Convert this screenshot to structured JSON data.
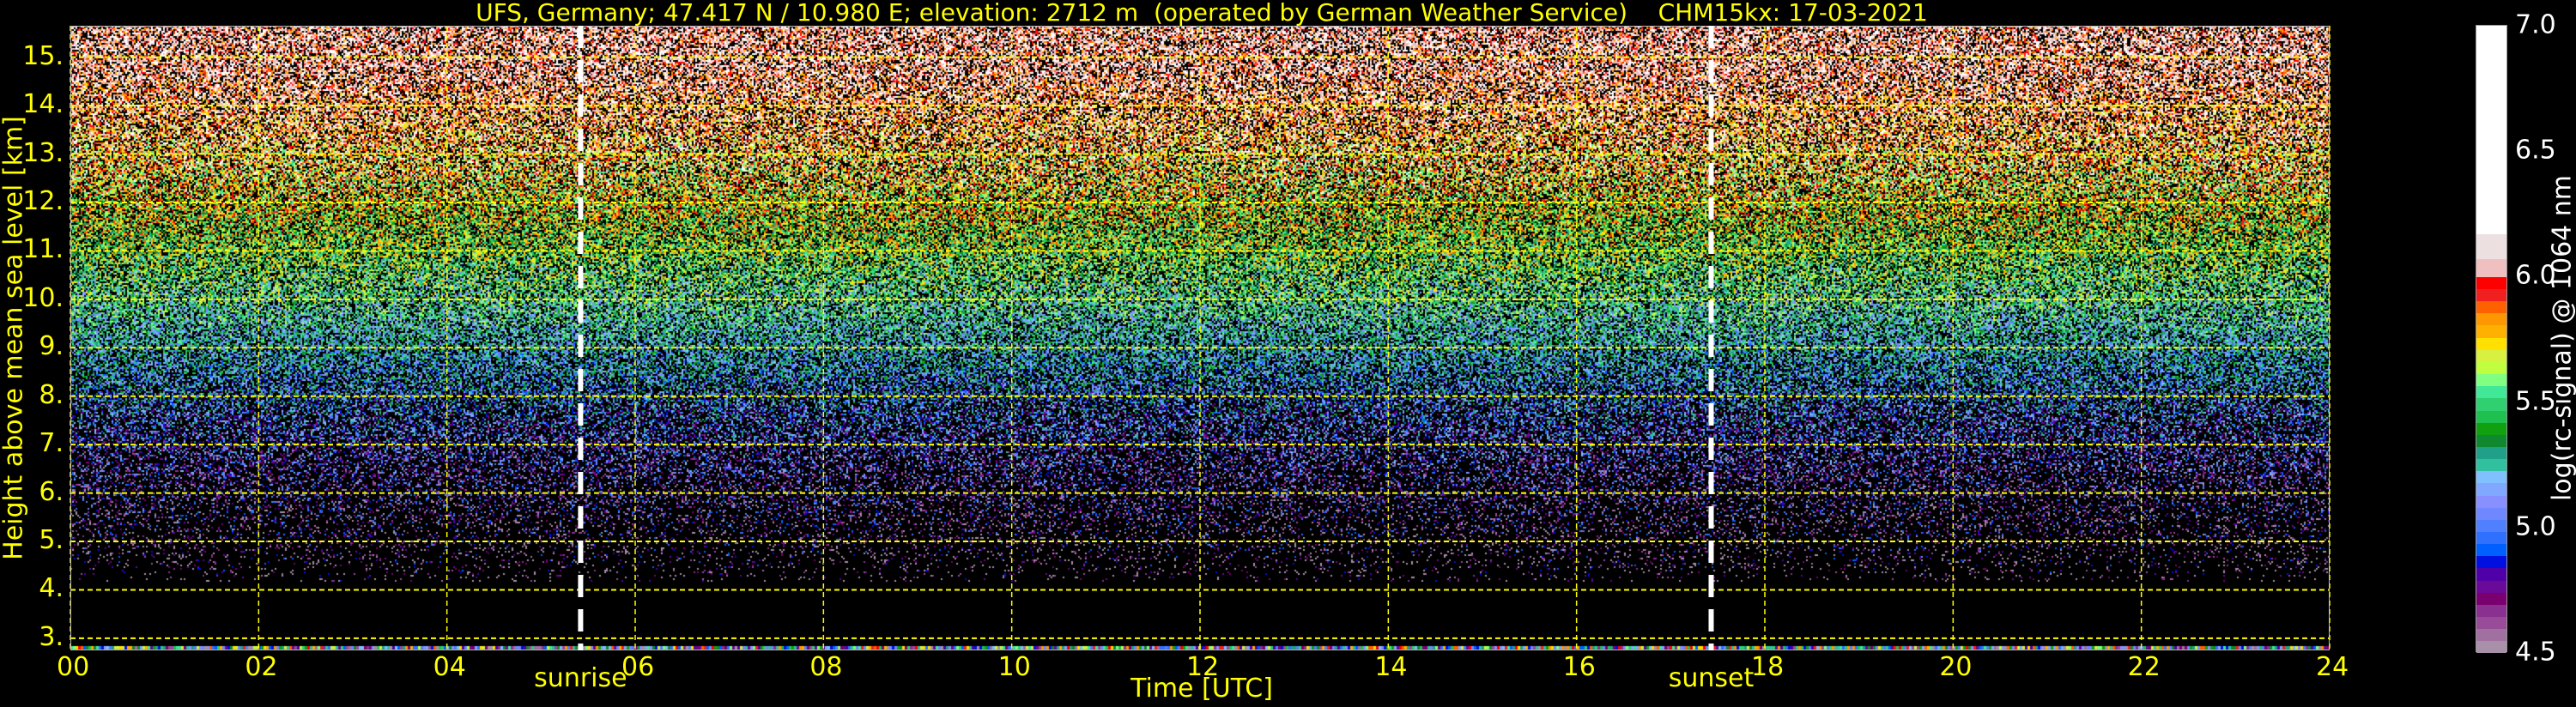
{
  "chart_data": {
    "type": "heatmap",
    "title": "UFS, Germany; 47.417 N / 10.980 E; elevation: 2712 m  (operated by German Weather Service)    CHM15kx: 17-03-2021",
    "xlabel": "Time [UTC]",
    "ylabel": "Height above mean sea level [km]",
    "xlim": [
      0,
      24
    ],
    "ylim": [
      2.75,
      15.65
    ],
    "x_ticks": [
      "00",
      "02",
      "04",
      "06",
      "08",
      "10",
      "12",
      "14",
      "16",
      "18",
      "20",
      "22",
      "24"
    ],
    "y_ticks": [
      "3.",
      "4.",
      "5.",
      "6.",
      "7.",
      "8.",
      "9.",
      "10.",
      "11.",
      "12.",
      "13.",
      "14.",
      "15."
    ],
    "grid": true,
    "annotations": [
      {
        "label": "sunrise",
        "x": 5.42
      },
      {
        "label": "sunset",
        "x": 17.43
      }
    ],
    "signal_onset_km": 4.2,
    "colorbar": {
      "label": "log(rc-signal) @ 1064 nm",
      "range": [
        4.5,
        7.0
      ],
      "ticks": [
        "4.5",
        "5.0",
        "5.5",
        "6.0",
        "6.5",
        "7.0"
      ],
      "colors": [
        "#a890a8",
        "#a070a0",
        "#984c98",
        "#8a3090",
        "#7a0070",
        "#6a0a98",
        "#5000a8",
        "#0010e0",
        "#0060ff",
        "#3070ff",
        "#5080ff",
        "#7088ff",
        "#8890ff",
        "#80a8ff",
        "#80c0ff",
        "#30c0a0",
        "#20a088",
        "#108830",
        "#10a010",
        "#20c050",
        "#30d070",
        "#40e898",
        "#80ff80",
        "#c0ff40",
        "#d8f040",
        "#ffe000",
        "#ffb000",
        "#ff9800",
        "#ff6000",
        "#f02020",
        "#ff0000"
      ],
      "upper_colors": [
        {
          "from": 6.0,
          "to": 6.07,
          "color": "#f0c0c0"
        },
        {
          "from": 6.07,
          "to": 6.17,
          "color": "#ece0e0"
        },
        {
          "from": 6.17,
          "to": 7.0,
          "color": "#ffffff"
        }
      ]
    }
  }
}
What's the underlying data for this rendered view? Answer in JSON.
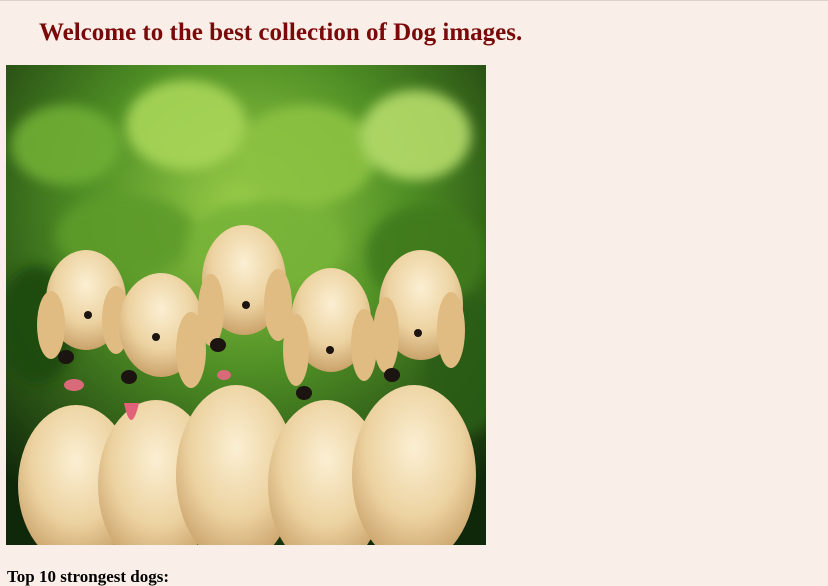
{
  "page": {
    "heading": "Welcome to the best collection of Dog images.",
    "heading_color": "#7a0a0a",
    "background_color": "#faefe8"
  },
  "image": {
    "alt": "dog-photo"
  },
  "section": {
    "label": "Top 10 strongest dogs:"
  }
}
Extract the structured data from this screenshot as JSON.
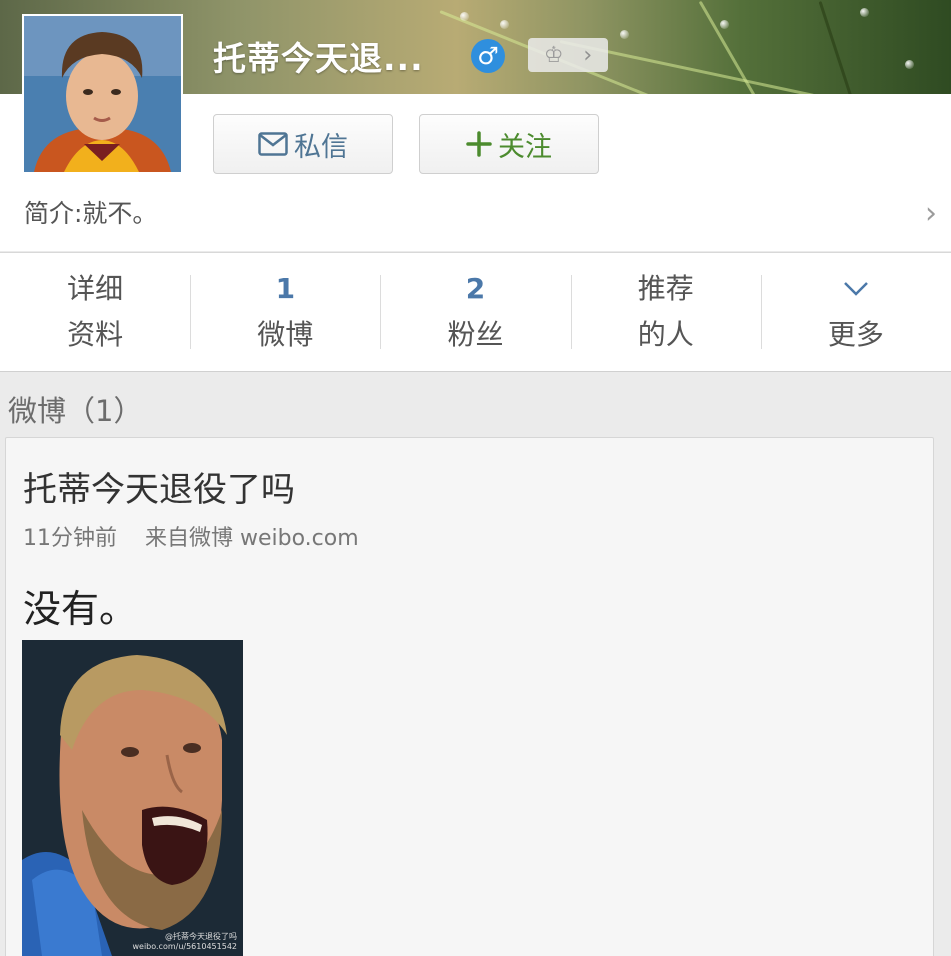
{
  "profile": {
    "name": "托蒂今天退...",
    "gender_symbol": "♂",
    "intro": "简介:就不。",
    "buttons": {
      "message": "私信",
      "follow": "关注"
    }
  },
  "tabs": [
    {
      "line1": "详细",
      "line2": "资料"
    },
    {
      "line1": "1",
      "line2": "微博"
    },
    {
      "line1": "2",
      "line2": "粉丝"
    },
    {
      "line1": "推荐",
      "line2": "的人"
    },
    {
      "line1": "",
      "line2": "更多"
    }
  ],
  "feed": {
    "section_title": "微博（1）",
    "post": {
      "author": "托蒂今天退役了吗",
      "time": "11分钟前",
      "source": "来自微博 weibo.com",
      "text": "没有。",
      "image_watermark_line1": "@托蒂今天退役了吗",
      "image_watermark_line2": "weibo.com/u/5610451542"
    }
  },
  "colors": {
    "link_blue": "#4b78a9",
    "follow_green": "#4c8b2e",
    "gender_blue": "#2f8fde"
  },
  "icons": [
    "gender-male-icon",
    "vip-crown-icon",
    "mail-icon",
    "plus-icon",
    "chevron-right-icon",
    "chevron-down-icon"
  ]
}
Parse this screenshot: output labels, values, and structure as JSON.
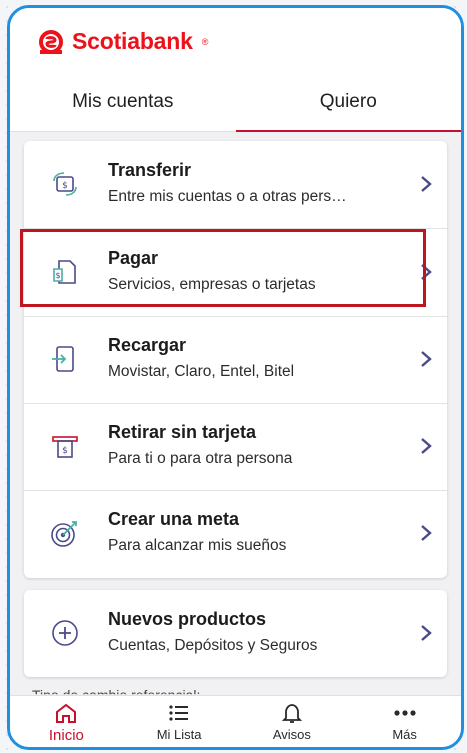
{
  "brand": {
    "name": "Scotiabank",
    "reg": "®",
    "color": "#ec111a"
  },
  "tabs": [
    {
      "label": "Mis cuentas",
      "active": false
    },
    {
      "label": "Quiero",
      "active": true
    }
  ],
  "actions": [
    {
      "title": "Transferir",
      "subtitle": "Entre mis cuentas o a otras pers…",
      "icon": "transfer-icon"
    },
    {
      "title": "Pagar",
      "subtitle": "Servicios, empresas o tarjetas",
      "icon": "pay-bill-icon",
      "highlighted": true
    },
    {
      "title": "Recargar",
      "subtitle": "Movistar, Claro, Entel, Bitel",
      "icon": "recharge-icon"
    },
    {
      "title": "Retirar sin tarjeta",
      "subtitle": "Para ti o para otra persona",
      "icon": "cash-withdraw-icon"
    },
    {
      "title": "Crear una meta",
      "subtitle": "Para alcanzar mis sueños",
      "icon": "target-icon"
    }
  ],
  "products": {
    "title": "Nuevos productos",
    "subtitle": "Cuentas, Depósitos y Seguros",
    "icon": "plus-circle-icon"
  },
  "fx_label": "Tipo de cambio referencial:",
  "bottom_nav": [
    {
      "label": "Inicio",
      "icon": "home-icon",
      "active": true
    },
    {
      "label": "Mi Lista",
      "icon": "list-icon",
      "active": false
    },
    {
      "label": "Avisos",
      "icon": "bell-icon",
      "active": false
    },
    {
      "label": "Más",
      "icon": "more-icon",
      "active": false
    }
  ],
  "colors": {
    "accent": "#c8102e",
    "icon": "#4a4a8a",
    "frame": "#1f8fe0"
  }
}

WHAT THE EXERCISE ASKS
Apart from the pictures, the entries above are to be repeated in full and exactly.

CORRECT ANSWER
Convert this screenshot to structured JSON data.
{
  "chart_data": {
    "type": "heatmap",
    "title": "UFS, Germany; 47.417 N / 10.980 E; elevation: 2712 m  (operated by German Weather Service)    CHM15kx: 17-03-2021",
    "xlabel": "Time [UTC]",
    "ylabel": "Height above mean sea level [km]",
    "xlim": [
      0,
      24
    ],
    "ylim": [
      2.75,
      15.65
    ],
    "x_ticks": [
      "00",
      "02",
      "04",
      "06",
      "08",
      "10",
      "12",
      "14",
      "16",
      "18",
      "20",
      "22",
      "24"
    ],
    "y_ticks": [
      "3.",
      "4.",
      "5.",
      "6.",
      "7.",
      "8.",
      "9.",
      "10.",
      "11.",
      "12.",
      "13.",
      "14.",
      "15."
    ],
    "grid": true,
    "annotations": [
      {
        "label": "sunrise",
        "x": 5.42
      },
      {
        "label": "sunset",
        "x": 17.43
      }
    ],
    "signal_onset_km": 4.2,
    "colorbar": {
      "label": "log(rc-signal) @ 1064 nm",
      "range": [
        4.5,
        7.0
      ],
      "ticks": [
        "4.5",
        "5.0",
        "5.5",
        "6.0",
        "6.5",
        "7.0"
      ],
      "colors": [
        "#a890a8",
        "#a070a0",
        "#984c98",
        "#8a3090",
        "#7a0070",
        "#6a0a98",
        "#5000a8",
        "#0010e0",
        "#0060ff",
        "#3070ff",
        "#5080ff",
        "#7088ff",
        "#8890ff",
        "#80a8ff",
        "#80c0ff",
        "#30c0a0",
        "#20a088",
        "#108830",
        "#10a010",
        "#20c050",
        "#30d070",
        "#40e898",
        "#80ff80",
        "#c0ff40",
        "#d8f040",
        "#ffe000",
        "#ffb000",
        "#ff9800",
        "#ff6000",
        "#f02020",
        "#ff0000"
      ],
      "upper_colors": [
        {
          "from": 6.0,
          "to": 6.07,
          "color": "#f0c0c0"
        },
        {
          "from": 6.07,
          "to": 6.17,
          "color": "#ece0e0"
        },
        {
          "from": 6.17,
          "to": 7.0,
          "color": "#ffffff"
        }
      ]
    }
  }
}
What's the underlying data for this rendered view? Answer in JSON.
{
  "page": {
    "heading": "Welcome to the best collection of Dog images.",
    "heading_color": "#7a0a0a",
    "background_color": "#faefe8"
  },
  "image": {
    "alt": "dog-photo"
  },
  "section": {
    "label": "Top 10 strongest dogs:"
  }
}
Extract the structured data from this screenshot as JSON.
{
  "profile": {
    "name": "托蒂今天退...",
    "gender_symbol": "♂",
    "intro": "简介:就不。",
    "buttons": {
      "message": "私信",
      "follow": "关注"
    }
  },
  "tabs": [
    {
      "line1": "详细",
      "line2": "资料"
    },
    {
      "line1": "1",
      "line2": "微博"
    },
    {
      "line1": "2",
      "line2": "粉丝"
    },
    {
      "line1": "推荐",
      "line2": "的人"
    },
    {
      "line1": "",
      "line2": "更多"
    }
  ],
  "feed": {
    "section_title": "微博（1）",
    "post": {
      "author": "托蒂今天退役了吗",
      "time": "11分钟前",
      "source": "来自微博 weibo.com",
      "text": "没有。",
      "image_watermark_line1": "@托蒂今天退役了吗",
      "image_watermark_line2": "weibo.com/u/5610451542"
    }
  },
  "colors": {
    "link_blue": "#4b78a9",
    "follow_green": "#4c8b2e",
    "gender_blue": "#2f8fde"
  },
  "icons": [
    "gender-male-icon",
    "vip-crown-icon",
    "mail-icon",
    "plus-icon",
    "chevron-right-icon",
    "chevron-down-icon"
  ]
}
Parse this screenshot: output labels, values, and structure as JSON.
{
  "brand": {
    "name": "Scotiabank",
    "reg": "®",
    "color": "#ec111a"
  },
  "tabs": [
    {
      "label": "Mis cuentas",
      "active": false
    },
    {
      "label": "Quiero",
      "active": true
    }
  ],
  "actions": [
    {
      "title": "Transferir",
      "subtitle": "Entre mis cuentas o a otras pers…",
      "icon": "transfer-icon"
    },
    {
      "title": "Pagar",
      "subtitle": "Servicios, empresas o tarjetas",
      "icon": "pay-bill-icon",
      "highlighted": true
    },
    {
      "title": "Recargar",
      "subtitle": "Movistar, Claro, Entel, Bitel",
      "icon": "recharge-icon"
    },
    {
      "title": "Retirar sin tarjeta",
      "subtitle": "Para ti o para otra persona",
      "icon": "cash-withdraw-icon"
    },
    {
      "title": "Crear una meta",
      "subtitle": "Para alcanzar mis sueños",
      "icon": "target-icon"
    }
  ],
  "products": {
    "title": "Nuevos productos",
    "subtitle": "Cuentas, Depósitos y Seguros",
    "icon": "plus-circle-icon"
  },
  "fx_label": "Tipo de cambio referencial:",
  "bottom_nav": [
    {
      "label": "Inicio",
      "icon": "home-icon",
      "active": true
    },
    {
      "label": "Mi Lista",
      "icon": "list-icon",
      "active": false
    },
    {
      "label": "Avisos",
      "icon": "bell-icon",
      "active": false
    },
    {
      "label": "Más",
      "icon": "more-icon",
      "active": false
    }
  ],
  "colors": {
    "accent": "#c8102e",
    "icon": "#4a4a8a",
    "frame": "#1f8fe0"
  }
}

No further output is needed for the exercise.